To do:
Sift the listing for lines that hold the string "JSON" and pull them out.

Material supplied:
========

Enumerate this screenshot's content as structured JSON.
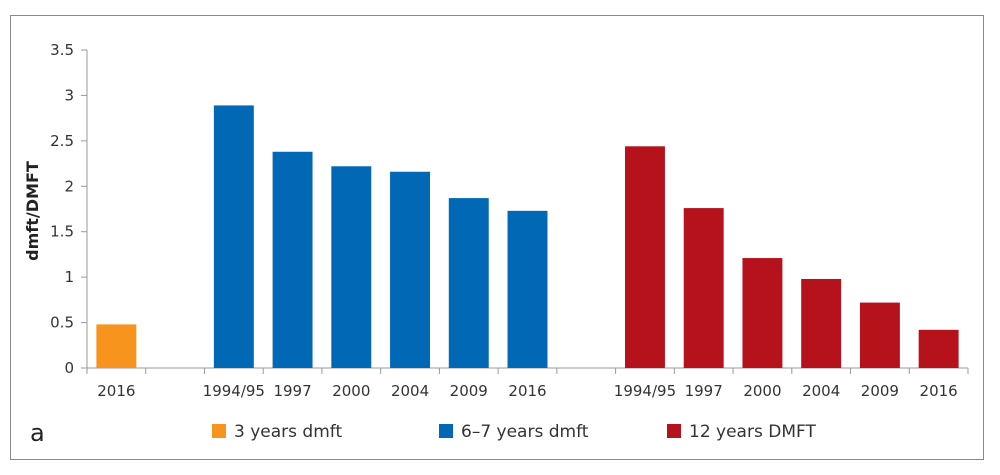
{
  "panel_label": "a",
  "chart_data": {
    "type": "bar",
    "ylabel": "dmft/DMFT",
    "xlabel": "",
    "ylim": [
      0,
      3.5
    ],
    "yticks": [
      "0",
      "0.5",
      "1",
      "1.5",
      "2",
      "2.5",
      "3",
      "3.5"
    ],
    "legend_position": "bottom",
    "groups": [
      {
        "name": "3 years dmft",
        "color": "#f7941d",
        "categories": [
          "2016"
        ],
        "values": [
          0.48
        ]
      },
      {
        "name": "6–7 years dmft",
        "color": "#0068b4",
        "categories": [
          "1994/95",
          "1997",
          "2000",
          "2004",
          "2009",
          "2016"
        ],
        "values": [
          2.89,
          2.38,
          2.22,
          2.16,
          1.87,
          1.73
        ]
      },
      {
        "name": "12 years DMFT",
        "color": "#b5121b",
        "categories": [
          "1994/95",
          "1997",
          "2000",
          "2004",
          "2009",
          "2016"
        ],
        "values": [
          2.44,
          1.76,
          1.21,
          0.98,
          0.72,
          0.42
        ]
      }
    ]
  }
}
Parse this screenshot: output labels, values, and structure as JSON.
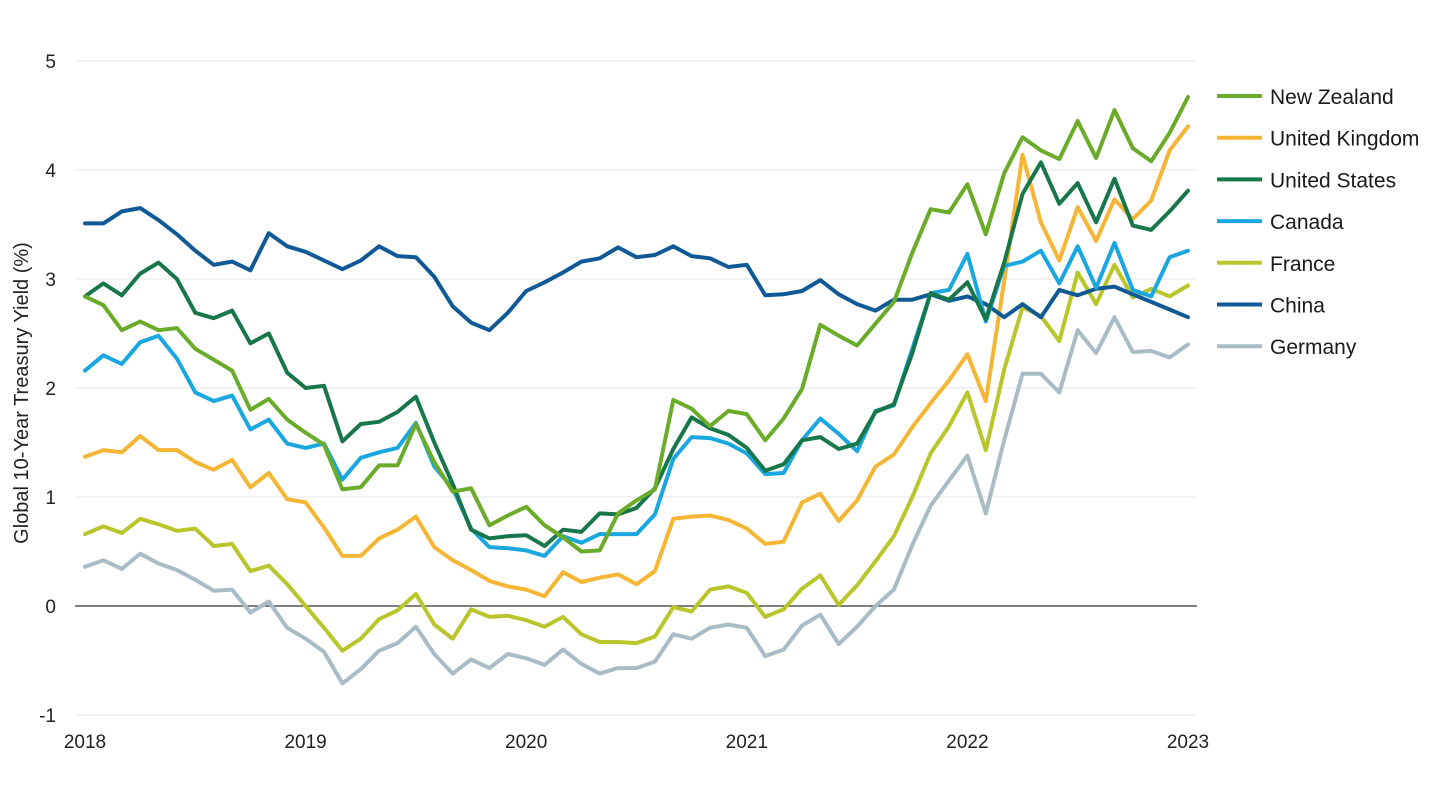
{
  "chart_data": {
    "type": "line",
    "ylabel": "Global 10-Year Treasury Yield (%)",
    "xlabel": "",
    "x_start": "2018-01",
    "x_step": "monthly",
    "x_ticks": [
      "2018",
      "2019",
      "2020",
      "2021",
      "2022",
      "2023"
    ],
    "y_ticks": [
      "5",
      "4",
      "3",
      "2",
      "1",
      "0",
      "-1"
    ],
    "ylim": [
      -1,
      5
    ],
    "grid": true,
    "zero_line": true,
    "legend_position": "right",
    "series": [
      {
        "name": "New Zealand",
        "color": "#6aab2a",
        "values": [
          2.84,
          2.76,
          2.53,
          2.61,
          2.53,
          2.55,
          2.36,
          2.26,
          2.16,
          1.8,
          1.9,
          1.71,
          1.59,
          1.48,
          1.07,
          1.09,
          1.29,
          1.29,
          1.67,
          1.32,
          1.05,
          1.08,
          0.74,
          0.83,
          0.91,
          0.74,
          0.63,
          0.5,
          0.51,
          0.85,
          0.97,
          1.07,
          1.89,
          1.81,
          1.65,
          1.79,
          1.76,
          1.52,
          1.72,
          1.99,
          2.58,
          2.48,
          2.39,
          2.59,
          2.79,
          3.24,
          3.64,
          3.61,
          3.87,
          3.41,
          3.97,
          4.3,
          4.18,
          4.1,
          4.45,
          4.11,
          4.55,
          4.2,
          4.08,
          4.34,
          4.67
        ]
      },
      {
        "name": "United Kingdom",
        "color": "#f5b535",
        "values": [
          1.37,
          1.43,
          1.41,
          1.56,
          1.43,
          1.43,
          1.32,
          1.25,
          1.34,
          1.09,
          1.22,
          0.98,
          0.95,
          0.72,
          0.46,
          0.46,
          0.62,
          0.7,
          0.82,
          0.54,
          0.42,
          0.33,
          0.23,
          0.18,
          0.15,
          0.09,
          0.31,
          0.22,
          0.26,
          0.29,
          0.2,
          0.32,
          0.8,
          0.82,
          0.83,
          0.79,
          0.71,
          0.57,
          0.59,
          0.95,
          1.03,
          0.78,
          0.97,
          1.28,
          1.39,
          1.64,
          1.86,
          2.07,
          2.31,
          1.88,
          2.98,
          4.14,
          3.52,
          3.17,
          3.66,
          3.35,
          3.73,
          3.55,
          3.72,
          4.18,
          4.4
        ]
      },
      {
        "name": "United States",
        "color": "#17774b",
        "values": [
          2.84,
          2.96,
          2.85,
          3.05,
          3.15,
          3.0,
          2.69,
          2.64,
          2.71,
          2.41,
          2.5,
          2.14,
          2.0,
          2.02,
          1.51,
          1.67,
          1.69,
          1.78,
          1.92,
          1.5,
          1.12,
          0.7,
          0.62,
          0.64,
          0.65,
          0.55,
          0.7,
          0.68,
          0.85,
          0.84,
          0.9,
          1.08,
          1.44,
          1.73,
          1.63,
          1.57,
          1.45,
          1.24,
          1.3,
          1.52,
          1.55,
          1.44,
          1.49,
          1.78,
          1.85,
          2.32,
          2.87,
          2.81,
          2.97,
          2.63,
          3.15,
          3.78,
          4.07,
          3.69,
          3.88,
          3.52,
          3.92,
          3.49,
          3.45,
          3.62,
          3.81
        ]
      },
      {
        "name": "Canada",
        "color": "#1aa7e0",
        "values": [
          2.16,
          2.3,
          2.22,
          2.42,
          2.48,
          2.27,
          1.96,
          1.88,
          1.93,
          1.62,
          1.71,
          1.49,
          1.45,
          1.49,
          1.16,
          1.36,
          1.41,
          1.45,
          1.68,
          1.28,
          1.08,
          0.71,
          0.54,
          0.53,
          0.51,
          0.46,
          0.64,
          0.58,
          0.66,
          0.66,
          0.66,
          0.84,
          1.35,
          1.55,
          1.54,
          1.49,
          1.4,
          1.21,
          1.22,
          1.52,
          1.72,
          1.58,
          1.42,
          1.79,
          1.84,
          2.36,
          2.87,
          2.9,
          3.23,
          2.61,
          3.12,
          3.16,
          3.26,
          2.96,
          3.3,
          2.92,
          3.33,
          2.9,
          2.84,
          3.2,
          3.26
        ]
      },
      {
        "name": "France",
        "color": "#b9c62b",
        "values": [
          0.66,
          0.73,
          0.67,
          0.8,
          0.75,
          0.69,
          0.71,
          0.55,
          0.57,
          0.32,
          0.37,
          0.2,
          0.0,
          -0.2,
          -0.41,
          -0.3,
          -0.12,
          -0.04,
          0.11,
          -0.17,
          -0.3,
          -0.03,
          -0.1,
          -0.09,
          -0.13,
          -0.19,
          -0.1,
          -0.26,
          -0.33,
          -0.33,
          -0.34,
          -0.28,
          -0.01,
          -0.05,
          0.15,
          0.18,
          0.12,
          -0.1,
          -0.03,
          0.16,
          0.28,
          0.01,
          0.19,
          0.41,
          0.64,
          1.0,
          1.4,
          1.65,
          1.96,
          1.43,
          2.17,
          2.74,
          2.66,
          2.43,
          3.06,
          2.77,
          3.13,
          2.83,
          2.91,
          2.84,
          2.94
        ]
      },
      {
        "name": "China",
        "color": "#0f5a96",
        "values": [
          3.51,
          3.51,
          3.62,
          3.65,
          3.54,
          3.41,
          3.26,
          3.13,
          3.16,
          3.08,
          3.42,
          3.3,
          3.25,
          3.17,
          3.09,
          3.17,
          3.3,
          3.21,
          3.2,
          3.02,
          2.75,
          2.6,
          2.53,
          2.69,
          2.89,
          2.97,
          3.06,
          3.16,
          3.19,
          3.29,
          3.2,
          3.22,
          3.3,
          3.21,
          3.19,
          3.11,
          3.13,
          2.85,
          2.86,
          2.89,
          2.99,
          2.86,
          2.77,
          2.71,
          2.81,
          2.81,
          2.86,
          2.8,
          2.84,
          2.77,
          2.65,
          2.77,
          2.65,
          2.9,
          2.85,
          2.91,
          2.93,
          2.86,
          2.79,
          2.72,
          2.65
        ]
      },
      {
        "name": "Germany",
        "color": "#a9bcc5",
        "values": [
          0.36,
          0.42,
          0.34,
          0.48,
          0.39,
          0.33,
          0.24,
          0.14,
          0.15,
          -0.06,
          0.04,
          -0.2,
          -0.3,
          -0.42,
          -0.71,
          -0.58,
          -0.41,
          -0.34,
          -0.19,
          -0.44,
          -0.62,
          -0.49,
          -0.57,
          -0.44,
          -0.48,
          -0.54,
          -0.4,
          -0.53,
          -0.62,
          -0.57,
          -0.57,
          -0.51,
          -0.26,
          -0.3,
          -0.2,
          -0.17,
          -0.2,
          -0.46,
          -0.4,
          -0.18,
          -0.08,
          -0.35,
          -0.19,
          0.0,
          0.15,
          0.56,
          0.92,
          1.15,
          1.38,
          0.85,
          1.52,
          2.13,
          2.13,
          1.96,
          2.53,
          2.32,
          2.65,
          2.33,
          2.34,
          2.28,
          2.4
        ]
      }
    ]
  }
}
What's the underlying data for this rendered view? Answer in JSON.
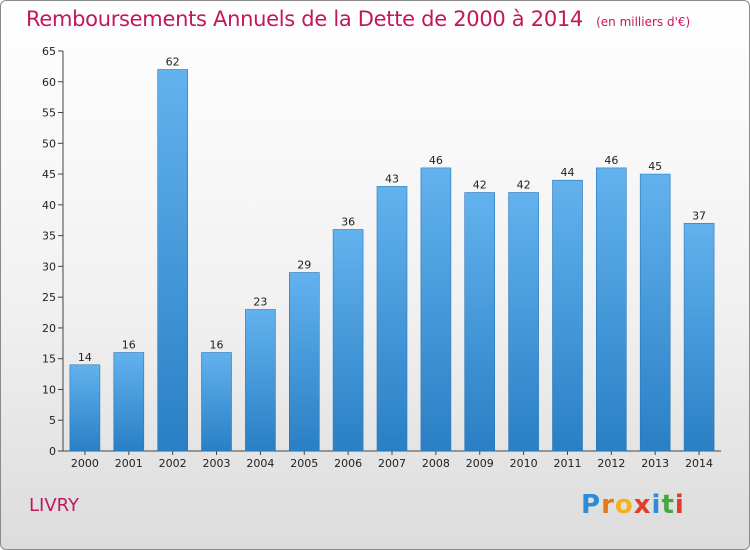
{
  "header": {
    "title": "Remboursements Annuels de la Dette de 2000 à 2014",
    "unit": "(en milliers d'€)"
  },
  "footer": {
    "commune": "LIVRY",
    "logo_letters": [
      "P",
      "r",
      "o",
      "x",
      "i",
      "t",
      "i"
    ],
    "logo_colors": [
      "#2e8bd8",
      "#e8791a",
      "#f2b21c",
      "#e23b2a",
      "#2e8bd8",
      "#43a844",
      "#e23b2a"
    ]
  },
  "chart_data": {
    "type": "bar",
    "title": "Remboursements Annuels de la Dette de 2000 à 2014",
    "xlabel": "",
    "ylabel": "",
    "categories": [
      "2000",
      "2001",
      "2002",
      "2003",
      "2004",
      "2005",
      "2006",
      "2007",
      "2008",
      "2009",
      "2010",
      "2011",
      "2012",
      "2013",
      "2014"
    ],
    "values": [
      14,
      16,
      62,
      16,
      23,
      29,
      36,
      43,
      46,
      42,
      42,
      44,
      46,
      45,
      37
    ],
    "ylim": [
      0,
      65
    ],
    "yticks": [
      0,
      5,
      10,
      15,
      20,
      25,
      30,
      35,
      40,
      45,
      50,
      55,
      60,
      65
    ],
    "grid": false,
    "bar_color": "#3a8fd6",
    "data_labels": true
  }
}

========

Task output:
Enumerate this screenshot's content as structured JSON.
Parse this screenshot: output labels, values, and structure as JSON.
What's the underlying data for this rendered view? Answer in JSON.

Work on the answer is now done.